The problem: Please transcribe the listing below in full and word for word, without its pictures.

Exercise data:

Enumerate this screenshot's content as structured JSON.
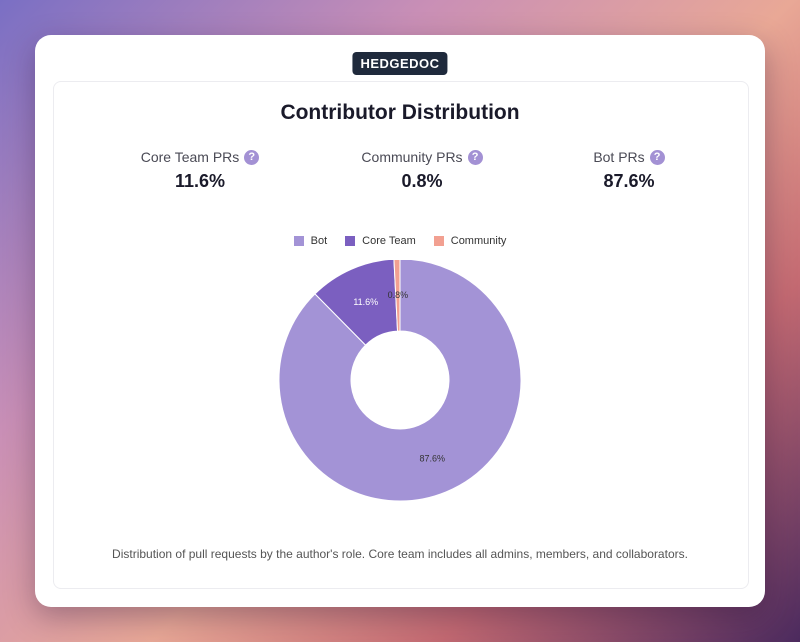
{
  "brand": "HEDGEDOC",
  "title": "Contributor Distribution",
  "stats": [
    {
      "label": "Core Team PRs",
      "value": "11.6%"
    },
    {
      "label": "Community PRs",
      "value": "0.8%"
    },
    {
      "label": "Bot PRs",
      "value": "87.6%"
    }
  ],
  "help_glyph": "?",
  "colors": {
    "bot": "#a393d6",
    "core": "#7b5fc0",
    "community": "#f2a091",
    "help": "#a391d4"
  },
  "chart_data": {
    "type": "pie",
    "donut": true,
    "legend": "top",
    "slices": [
      {
        "name": "Bot",
        "value": 87.6,
        "label": "87.6%",
        "color": "#a393d6"
      },
      {
        "name": "Core Team",
        "value": 11.6,
        "label": "11.6%",
        "color": "#7b5fc0"
      },
      {
        "name": "Community",
        "value": 0.8,
        "label": "0.8%",
        "color": "#f2a091"
      }
    ]
  },
  "caption": "Distribution of pull requests by the author's role. Core team includes all admins, members, and collaborators."
}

Task solution:
Enumerate this screenshot's content as structured JSON.
{
  "brand": "HEDGEDOC",
  "title": "Contributor Distribution",
  "stats": [
    {
      "label": "Core Team PRs",
      "value": "11.6%"
    },
    {
      "label": "Community PRs",
      "value": "0.8%"
    },
    {
      "label": "Bot PRs",
      "value": "87.6%"
    }
  ],
  "help_glyph": "?",
  "colors": {
    "bot": "#a393d6",
    "core": "#7b5fc0",
    "community": "#f2a091",
    "help": "#a391d4"
  },
  "chart_data": {
    "type": "pie",
    "donut": true,
    "legend": "top",
    "slices": [
      {
        "name": "Bot",
        "value": 87.6,
        "label": "87.6%",
        "color": "#a393d6"
      },
      {
        "name": "Core Team",
        "value": 11.6,
        "label": "11.6%",
        "color": "#7b5fc0"
      },
      {
        "name": "Community",
        "value": 0.8,
        "label": "0.8%",
        "color": "#f2a091"
      }
    ]
  },
  "caption": "Distribution of pull requests by the author's role. Core team includes all admins, members, and collaborators."
}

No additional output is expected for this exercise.